Return every record verbatim.

=== Records for this exercise ===

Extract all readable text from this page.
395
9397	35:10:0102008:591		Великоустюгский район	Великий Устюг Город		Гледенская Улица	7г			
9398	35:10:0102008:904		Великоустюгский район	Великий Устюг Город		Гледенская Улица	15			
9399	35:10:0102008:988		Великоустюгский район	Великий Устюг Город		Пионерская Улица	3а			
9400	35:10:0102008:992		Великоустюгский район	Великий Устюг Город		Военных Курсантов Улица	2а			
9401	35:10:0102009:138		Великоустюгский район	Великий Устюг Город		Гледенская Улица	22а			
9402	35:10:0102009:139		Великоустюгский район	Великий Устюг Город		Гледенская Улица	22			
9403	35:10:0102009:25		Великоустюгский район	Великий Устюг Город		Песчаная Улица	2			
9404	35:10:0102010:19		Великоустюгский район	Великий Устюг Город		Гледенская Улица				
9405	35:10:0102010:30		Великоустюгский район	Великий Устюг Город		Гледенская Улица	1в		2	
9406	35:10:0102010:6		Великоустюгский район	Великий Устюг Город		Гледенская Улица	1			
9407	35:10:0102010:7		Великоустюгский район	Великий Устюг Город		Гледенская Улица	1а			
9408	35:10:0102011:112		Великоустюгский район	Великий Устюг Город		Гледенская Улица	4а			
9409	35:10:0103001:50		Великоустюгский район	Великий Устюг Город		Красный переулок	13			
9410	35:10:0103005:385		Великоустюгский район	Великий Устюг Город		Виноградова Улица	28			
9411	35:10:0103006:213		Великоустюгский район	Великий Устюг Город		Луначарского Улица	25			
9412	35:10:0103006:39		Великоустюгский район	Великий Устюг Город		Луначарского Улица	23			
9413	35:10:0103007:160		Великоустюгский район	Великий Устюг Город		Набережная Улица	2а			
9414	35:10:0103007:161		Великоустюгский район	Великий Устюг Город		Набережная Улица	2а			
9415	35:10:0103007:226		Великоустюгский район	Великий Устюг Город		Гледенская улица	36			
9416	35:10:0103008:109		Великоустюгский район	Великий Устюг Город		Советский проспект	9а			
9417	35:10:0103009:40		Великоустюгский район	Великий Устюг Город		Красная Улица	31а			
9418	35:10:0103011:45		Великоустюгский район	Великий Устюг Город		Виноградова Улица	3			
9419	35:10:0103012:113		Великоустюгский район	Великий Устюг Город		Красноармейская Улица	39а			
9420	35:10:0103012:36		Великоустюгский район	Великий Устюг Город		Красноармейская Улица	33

===

→ **Output of the task**
Extract all readable text from this page.
395
9397	35:10:0102008:591		Великоустюгский район	Великий Устюг Город		Гледенская Улица	7г			
9398	35:10:0102008:904		Великоустюгский район	Великий Устюг Город		Гледенская Улица	15			
9399	35:10:0102008:988		Великоустюгский район	Великий Устюг Город		Пионерская Улица	3а			
9400	35:10:0102008:992		Великоустюгский район	Великий Устюг Город		Военных Курсантов Улица	2а			
9401	35:10:0102009:138		Великоустюгский район	Великий Устюг Город		Гледенская Улица	22а			
9402	35:10:0102009:139		Великоустюгский район	Великий Устюг Город		Гледенская Улица	22			
9403	35:10:0102009:25		Великоустюгский район	Великий Устюг Город		Песчаная Улица	2			
9404	35:10:0102010:19		Великоустюгский район	Великий Устюг Город		Гледенская Улица				
9405	35:10:0102010:30		Великоустюгский район	Великий Устюг Город		Гледенская Улица	1в		2	
9406	35:10:0102010:6		Великоустюгский район	Великий Устюг Город		Гледенская Улица	1			
9407	35:10:0102010:7		Великоустюгский район	Великий Устюг Город		Гледенская Улица	1а			
9408	35:10:0102011:112		Великоустюгский район	Великий Устюг Город		Гледенская Улица	4а			
9409	35:10:0103001:50		Великоустюгский район	Великий Устюг Город		Красный переулок	13			
9410	35:10:0103005:385		Великоустюгский район	Великий Устюг Город		Виноградова Улица	28			
9411	35:10:0103006:213		Великоустюгский район	Великий Устюг Город		Луначарского Улица	25			
9412	35:10:0103006:39		Великоустюгский район	Великий Устюг Город		Луначарского Улица	23			
9413	35:10:0103007:160		Великоустюгский район	Великий Устюг Город		Набережная Улица	2а			
9414	35:10:0103007:161		Великоустюгский район	Великий Устюг Город		Набережная Улица	2а			
9415	35:10:0103007:226		Великоустюгский район	Великий Устюг Город		Гледенская улица	36			
9416	35:10:0103008:109		Великоустюгский район	Великий Устюг Город		Советский проспект	9а			
9417	35:10:0103009:40		Великоустюгский район	Великий Устюг Город		Красная Улица	31а			
9418	35:10:0103011:45		Великоустюгский район	Великий Устюг Город		Виноградова Улица	3			
9419	35:10:0103012:113		Великоустюгский район	Великий Устюг Город		Красноармейская Улица	39а			
9420	35:10:0103012:36		Великоустюгский район	Великий Устюг Город		Красноармейская Улица	33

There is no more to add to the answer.